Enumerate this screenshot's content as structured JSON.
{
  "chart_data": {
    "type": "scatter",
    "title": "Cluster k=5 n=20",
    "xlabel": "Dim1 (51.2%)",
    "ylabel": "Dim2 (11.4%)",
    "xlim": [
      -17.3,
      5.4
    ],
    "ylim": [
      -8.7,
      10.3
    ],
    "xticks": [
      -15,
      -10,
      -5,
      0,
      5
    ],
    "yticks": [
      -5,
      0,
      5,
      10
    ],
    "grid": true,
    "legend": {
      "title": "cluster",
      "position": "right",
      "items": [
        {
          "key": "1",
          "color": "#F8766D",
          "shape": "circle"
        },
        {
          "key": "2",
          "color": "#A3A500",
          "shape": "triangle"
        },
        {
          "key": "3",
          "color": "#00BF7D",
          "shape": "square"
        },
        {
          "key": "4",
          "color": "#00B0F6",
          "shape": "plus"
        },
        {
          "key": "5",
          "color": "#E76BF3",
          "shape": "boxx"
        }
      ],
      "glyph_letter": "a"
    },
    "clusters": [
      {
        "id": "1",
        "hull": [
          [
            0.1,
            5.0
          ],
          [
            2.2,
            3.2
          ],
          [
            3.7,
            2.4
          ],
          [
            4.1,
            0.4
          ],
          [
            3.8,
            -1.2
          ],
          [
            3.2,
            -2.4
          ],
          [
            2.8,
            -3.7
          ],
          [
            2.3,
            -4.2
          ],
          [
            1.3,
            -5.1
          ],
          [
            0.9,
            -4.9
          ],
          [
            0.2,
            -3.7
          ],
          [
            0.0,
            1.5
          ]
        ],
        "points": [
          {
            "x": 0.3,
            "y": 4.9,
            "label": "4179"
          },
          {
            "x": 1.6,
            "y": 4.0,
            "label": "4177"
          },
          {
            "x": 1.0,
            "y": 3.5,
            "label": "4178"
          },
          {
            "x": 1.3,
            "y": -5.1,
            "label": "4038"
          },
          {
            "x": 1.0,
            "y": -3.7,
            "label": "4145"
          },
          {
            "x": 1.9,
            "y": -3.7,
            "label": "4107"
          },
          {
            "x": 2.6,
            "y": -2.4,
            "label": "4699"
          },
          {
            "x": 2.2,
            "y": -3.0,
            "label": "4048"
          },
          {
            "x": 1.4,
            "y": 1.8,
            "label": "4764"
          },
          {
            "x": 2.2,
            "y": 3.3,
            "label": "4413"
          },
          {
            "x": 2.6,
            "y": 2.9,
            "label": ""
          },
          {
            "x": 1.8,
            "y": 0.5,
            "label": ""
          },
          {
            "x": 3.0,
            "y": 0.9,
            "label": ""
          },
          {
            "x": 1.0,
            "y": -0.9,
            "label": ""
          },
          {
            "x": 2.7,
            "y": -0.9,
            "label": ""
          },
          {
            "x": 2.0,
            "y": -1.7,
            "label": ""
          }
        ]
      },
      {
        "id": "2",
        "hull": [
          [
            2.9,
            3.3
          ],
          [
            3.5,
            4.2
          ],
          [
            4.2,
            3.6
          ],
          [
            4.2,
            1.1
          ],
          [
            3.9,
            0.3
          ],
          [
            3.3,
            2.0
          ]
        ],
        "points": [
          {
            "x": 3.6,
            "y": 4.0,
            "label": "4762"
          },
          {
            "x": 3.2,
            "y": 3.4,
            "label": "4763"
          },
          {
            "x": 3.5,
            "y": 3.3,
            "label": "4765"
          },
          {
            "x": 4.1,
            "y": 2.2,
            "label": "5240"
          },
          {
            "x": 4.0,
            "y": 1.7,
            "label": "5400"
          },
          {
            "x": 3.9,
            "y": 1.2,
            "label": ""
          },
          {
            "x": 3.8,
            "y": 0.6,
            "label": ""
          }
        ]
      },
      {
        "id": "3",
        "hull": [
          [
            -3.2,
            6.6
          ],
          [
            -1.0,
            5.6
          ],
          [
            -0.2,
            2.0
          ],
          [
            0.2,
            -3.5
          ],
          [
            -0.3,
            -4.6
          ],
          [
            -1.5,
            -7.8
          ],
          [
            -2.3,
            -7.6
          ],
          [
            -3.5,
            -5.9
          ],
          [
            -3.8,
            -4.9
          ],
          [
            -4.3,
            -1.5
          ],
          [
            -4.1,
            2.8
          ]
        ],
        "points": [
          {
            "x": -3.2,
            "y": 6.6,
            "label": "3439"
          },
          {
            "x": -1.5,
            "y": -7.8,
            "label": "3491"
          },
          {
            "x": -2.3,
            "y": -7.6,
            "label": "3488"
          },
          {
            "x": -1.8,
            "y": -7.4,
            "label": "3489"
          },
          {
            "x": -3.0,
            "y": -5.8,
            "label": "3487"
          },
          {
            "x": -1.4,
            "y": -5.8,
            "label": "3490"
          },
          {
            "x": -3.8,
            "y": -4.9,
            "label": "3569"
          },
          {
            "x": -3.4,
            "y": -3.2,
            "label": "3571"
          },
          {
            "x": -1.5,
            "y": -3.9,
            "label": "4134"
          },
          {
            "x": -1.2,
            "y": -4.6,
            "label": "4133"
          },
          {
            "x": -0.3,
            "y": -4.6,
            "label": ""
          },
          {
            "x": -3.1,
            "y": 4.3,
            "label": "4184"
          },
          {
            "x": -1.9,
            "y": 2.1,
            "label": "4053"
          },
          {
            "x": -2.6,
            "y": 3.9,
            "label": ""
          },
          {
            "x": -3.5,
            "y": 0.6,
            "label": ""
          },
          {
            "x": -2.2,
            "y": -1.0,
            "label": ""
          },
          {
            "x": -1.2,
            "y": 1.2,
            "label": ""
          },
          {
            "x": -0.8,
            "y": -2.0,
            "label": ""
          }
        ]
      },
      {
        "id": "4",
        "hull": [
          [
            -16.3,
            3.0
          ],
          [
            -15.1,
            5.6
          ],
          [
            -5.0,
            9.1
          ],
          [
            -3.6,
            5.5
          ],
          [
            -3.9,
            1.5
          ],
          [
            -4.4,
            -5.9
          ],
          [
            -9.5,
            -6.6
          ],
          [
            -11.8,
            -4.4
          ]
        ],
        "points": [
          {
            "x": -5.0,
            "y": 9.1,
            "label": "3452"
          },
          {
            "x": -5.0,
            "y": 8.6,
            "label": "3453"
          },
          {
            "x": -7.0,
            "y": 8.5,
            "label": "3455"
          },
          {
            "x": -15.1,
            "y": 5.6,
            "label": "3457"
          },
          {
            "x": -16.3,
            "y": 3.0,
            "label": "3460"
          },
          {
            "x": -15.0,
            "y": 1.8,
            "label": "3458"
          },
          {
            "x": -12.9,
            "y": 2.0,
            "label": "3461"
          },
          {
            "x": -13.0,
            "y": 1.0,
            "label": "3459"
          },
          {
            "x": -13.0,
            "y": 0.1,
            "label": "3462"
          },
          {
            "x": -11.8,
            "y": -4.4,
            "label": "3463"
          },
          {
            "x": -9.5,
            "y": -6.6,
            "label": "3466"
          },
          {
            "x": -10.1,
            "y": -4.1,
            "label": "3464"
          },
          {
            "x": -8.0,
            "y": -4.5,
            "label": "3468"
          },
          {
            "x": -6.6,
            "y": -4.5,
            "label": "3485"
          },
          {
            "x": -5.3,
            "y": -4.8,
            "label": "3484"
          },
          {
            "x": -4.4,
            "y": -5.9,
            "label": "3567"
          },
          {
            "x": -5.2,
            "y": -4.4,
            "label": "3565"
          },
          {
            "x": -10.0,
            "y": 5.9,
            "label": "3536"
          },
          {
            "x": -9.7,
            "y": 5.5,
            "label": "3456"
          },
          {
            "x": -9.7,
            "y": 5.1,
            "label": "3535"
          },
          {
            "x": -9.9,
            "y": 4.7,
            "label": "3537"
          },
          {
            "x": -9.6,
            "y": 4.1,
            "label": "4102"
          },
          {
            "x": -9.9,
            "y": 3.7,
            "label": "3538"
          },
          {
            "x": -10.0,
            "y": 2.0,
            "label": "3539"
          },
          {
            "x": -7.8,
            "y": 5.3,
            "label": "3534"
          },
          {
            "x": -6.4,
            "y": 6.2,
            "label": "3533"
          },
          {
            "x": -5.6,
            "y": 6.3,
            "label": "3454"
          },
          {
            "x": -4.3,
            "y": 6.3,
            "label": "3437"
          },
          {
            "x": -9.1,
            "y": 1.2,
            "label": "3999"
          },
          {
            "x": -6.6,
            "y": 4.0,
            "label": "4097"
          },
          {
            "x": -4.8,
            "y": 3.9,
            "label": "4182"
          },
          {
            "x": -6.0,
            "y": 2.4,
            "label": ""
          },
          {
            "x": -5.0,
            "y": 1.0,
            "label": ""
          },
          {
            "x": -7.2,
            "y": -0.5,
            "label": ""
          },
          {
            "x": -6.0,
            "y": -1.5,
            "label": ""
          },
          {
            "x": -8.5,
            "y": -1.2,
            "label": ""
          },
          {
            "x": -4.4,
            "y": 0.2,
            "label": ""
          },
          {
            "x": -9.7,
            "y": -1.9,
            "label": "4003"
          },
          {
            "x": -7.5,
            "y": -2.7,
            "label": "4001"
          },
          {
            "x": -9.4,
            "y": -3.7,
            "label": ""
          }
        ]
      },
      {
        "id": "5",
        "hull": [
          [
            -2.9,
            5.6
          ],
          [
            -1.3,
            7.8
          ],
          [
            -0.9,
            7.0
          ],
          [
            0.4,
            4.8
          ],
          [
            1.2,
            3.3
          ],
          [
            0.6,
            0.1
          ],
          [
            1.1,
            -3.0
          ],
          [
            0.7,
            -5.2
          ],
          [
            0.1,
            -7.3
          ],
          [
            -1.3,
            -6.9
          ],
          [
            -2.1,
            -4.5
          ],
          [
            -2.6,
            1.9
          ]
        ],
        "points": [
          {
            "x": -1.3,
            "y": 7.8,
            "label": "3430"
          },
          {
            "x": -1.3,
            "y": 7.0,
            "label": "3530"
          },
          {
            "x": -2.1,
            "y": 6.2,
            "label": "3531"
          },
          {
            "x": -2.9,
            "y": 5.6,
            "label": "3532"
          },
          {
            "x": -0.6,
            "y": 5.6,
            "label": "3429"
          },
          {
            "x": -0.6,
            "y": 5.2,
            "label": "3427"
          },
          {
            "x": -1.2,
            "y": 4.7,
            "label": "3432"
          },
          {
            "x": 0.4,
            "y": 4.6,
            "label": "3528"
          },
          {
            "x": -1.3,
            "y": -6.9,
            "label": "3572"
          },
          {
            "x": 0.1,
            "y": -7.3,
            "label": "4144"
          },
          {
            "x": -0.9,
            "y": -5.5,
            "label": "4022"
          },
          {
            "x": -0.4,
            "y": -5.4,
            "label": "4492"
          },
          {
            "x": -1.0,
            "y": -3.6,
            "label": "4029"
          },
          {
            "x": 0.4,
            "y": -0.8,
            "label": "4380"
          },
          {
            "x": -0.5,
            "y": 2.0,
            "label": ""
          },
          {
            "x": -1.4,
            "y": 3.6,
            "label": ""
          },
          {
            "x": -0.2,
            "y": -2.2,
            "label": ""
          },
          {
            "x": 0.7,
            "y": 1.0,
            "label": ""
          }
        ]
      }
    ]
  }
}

******

- Objective
Using the data above, copy each line that contains "color".

- Solution to this task
          "color": "#F8766D",
          "color": "#A3A500",
          "color": "#00BF7D",
          "color": "#00B0F6",
          "color": "#E76BF3",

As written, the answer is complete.